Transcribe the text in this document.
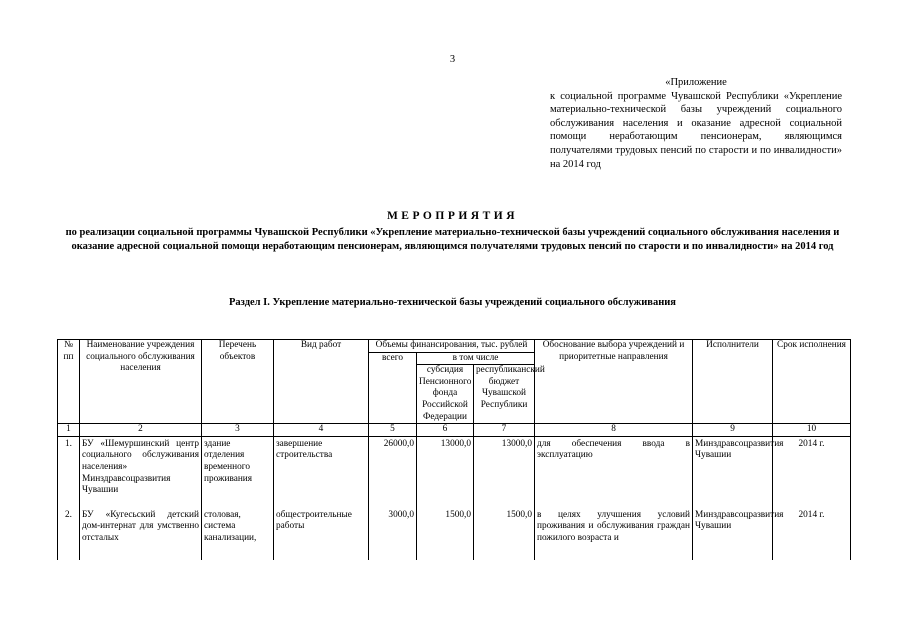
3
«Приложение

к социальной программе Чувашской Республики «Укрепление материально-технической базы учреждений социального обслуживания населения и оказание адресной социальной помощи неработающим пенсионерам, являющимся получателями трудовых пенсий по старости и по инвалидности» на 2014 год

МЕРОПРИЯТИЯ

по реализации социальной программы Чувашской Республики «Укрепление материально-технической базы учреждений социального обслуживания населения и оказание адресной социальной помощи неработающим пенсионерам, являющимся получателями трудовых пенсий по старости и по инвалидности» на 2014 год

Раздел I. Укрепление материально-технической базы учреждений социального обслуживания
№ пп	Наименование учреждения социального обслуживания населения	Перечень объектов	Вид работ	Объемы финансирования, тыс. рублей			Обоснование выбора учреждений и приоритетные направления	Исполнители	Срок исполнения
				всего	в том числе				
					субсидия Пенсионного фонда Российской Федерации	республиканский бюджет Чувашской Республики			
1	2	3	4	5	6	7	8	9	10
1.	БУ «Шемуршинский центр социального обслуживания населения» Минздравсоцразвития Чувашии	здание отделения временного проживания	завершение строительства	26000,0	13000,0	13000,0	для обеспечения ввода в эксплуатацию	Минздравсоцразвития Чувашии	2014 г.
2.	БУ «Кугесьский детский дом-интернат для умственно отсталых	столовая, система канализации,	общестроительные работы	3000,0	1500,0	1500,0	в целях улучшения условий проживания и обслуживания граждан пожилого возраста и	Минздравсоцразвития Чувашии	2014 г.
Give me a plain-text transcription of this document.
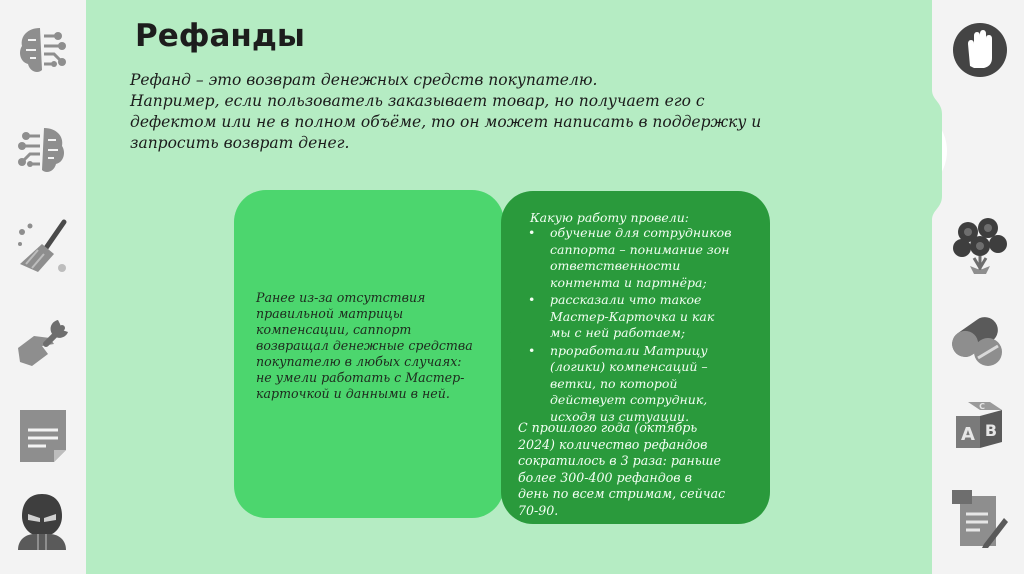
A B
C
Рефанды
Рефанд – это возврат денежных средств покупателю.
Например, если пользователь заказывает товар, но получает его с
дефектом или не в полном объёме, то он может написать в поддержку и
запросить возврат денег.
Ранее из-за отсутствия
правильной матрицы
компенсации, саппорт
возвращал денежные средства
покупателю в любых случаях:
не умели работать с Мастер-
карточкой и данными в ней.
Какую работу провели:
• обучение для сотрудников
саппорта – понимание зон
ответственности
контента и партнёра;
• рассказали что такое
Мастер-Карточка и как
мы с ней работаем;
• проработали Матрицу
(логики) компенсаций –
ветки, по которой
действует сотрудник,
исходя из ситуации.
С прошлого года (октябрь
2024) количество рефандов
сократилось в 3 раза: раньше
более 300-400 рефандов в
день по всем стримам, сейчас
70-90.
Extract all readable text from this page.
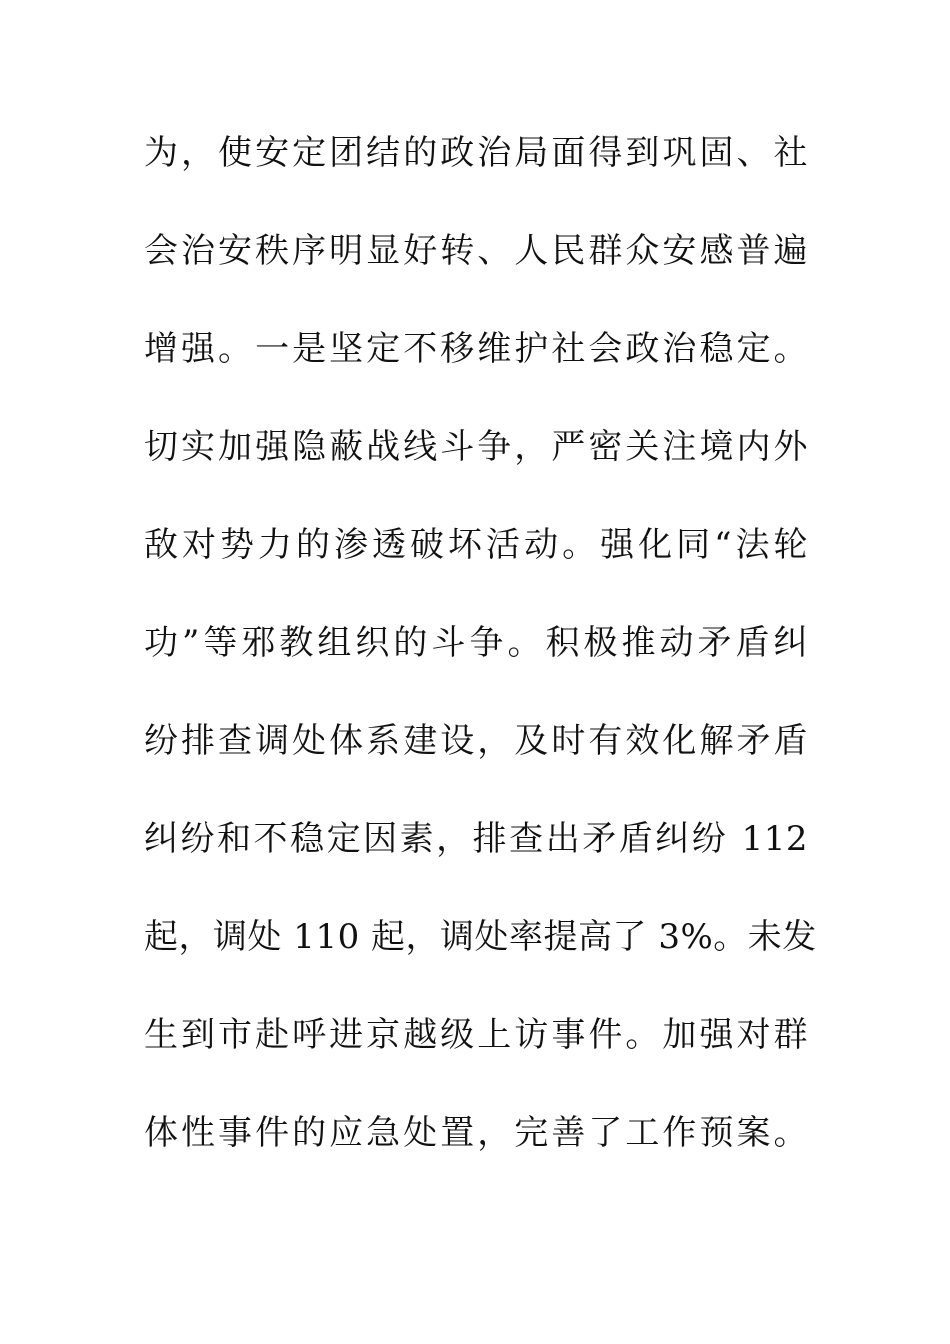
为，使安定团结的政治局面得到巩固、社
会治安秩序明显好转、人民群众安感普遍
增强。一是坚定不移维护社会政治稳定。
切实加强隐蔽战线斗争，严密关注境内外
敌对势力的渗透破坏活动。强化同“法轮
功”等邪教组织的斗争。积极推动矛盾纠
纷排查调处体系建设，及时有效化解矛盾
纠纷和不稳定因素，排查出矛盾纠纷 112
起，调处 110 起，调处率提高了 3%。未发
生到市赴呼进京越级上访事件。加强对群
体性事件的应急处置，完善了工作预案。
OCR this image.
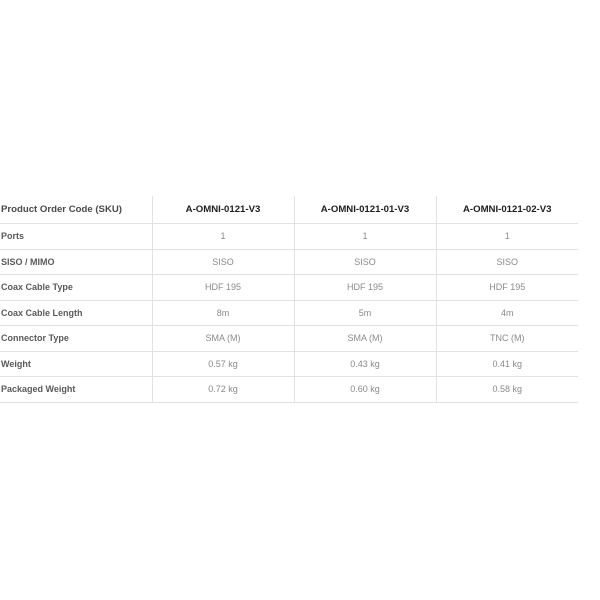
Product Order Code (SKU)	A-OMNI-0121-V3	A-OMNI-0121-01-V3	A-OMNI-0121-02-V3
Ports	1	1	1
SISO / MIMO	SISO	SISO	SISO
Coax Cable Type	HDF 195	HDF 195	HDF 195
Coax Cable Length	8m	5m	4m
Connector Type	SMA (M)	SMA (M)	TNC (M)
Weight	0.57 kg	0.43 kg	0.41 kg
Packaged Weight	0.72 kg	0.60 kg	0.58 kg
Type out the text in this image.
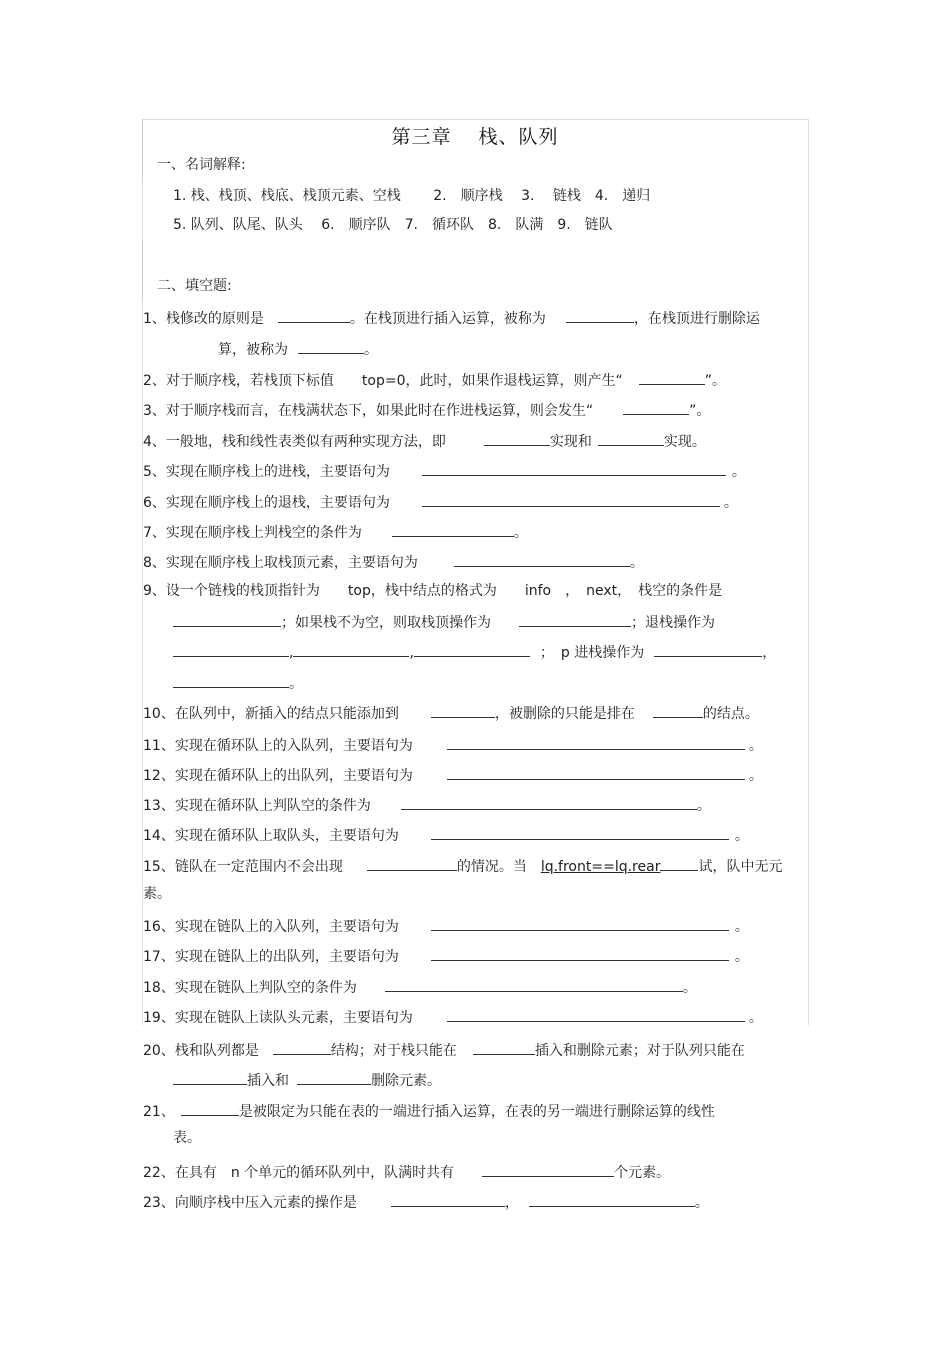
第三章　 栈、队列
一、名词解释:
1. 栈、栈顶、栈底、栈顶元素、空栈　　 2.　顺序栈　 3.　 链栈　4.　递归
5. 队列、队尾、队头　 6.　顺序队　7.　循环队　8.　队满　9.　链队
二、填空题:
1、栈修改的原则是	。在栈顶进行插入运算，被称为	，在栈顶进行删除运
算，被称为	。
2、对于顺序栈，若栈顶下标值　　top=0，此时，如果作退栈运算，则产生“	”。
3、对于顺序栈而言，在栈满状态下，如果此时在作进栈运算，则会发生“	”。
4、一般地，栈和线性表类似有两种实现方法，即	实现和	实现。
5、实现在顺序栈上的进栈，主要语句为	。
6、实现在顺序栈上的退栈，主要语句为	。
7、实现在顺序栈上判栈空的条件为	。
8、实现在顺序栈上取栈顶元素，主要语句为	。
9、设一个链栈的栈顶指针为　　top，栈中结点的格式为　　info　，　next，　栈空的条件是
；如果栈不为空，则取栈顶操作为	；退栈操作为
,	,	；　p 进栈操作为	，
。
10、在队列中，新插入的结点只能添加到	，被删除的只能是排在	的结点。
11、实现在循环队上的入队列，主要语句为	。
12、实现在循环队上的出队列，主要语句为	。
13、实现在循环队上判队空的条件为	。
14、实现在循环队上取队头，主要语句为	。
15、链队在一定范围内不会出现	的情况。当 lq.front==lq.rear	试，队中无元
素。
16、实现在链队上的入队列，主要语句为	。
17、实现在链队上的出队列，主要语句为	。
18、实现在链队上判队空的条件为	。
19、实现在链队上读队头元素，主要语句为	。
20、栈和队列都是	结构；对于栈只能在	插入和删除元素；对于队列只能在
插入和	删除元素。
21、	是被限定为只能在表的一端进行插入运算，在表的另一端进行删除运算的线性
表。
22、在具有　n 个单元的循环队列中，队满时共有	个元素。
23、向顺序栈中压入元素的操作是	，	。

### Given request:
Pick out and copy every line that contains the word "text".

### Response:
Transcribe the text in this document.
Give me a plain-text transcription of this document.
Extract all readable text from this page.
Type out the text in this image.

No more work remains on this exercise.